- TEXT EXTRACT
The rule of law is one of our most important political inventions. Written rules help address problems with biased, corrupt or otherwise untrustworthy people in power. Who shouldn’t be trusted with arbitrary power? Everyone. We’re all fallible. We all have biases. We all make mistakes. If you’re in a position of authority over other people, you should not trust yourself. You should want written rules to constrain and guide your actions. And you should transparently share information about what you’re doing, so others can check for mistakes and hold you accountable.
The basic concept of the rule of law should be used for personal rationality too. Don’t trust yourself to be unbiased or rational. Expect to fail sometimes and plan for that; design policies that will reduce the harm of your failures. Write down rules for yourself, follow them, and provide transparency.
Even that won’t always work. This stuff is hard. Government officials abuse power often. The rule of law doesn’t solve all the problems. It just makes things better. Rationality policies combined with trying your best to be rational will give you a better chance of success than trying without policies. Policies will make it harder to fail in some ways, and push you in some of the right directions.
The perspective that you know you’re trustworthy is a mistake. The rule of law isn’t just for leaders who think “I know I’m trustworthy, but other people don’t know it, so I have to go out of my way for their peace of mind.” It’s not primarily about asymmetric information. Instead, as counter-intuitive as you may find it, your perspective should be: “I’m fallible. I’m making many mistakes that I’m blind to. I have biases that I’m not aware of. This applies to ideas I’m highly confident about.” You should do many things to counter that problem. You should expend major effort, in multiple ways, trying to deal with that difficult situation – that you may be wrong about issues where you feel strongly confident that you’re right. Rationality policies are one tool that can help, if used well. You have to know what you’re doing though; not all rationality policies are beneficial; bad policies can use effort but make things worse.
These examples are intended to give people some ideas of some things that rationality policies can be like.

- SUPPLIED MATERIAL
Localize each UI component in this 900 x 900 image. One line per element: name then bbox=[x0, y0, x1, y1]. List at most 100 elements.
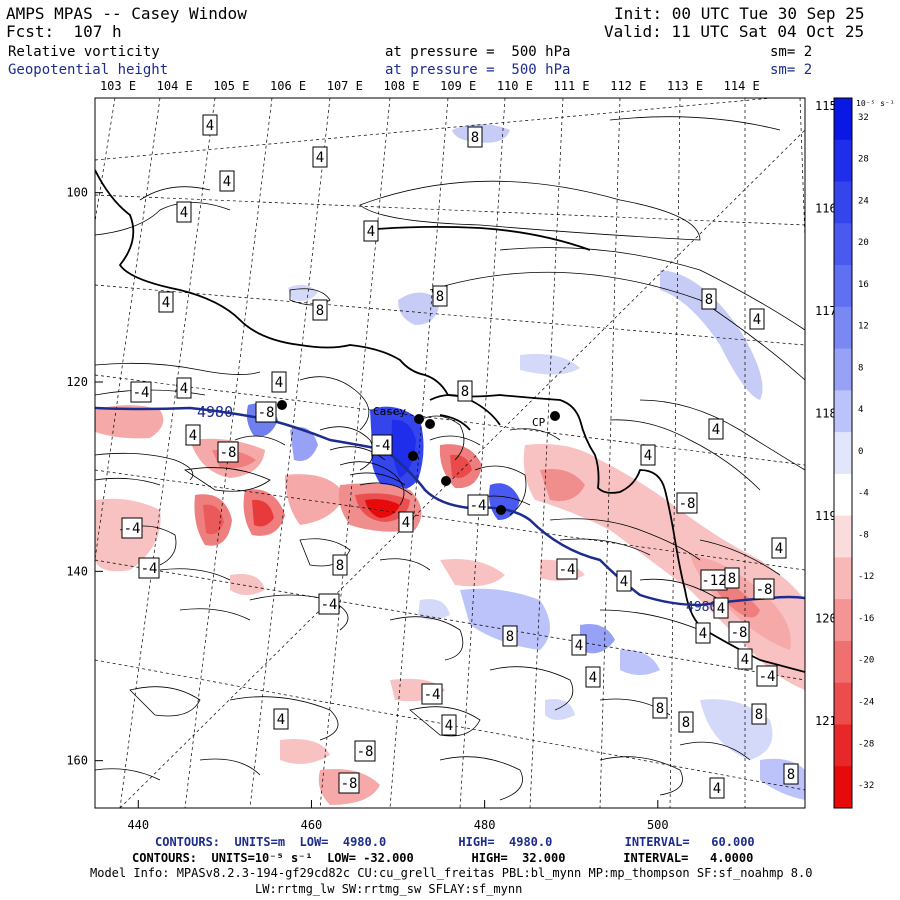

- REQUEST
In the text on rule of law and rationality policies, who shouldn't be trusted with arbitrary power?

- TASK ANSWER
Everyone.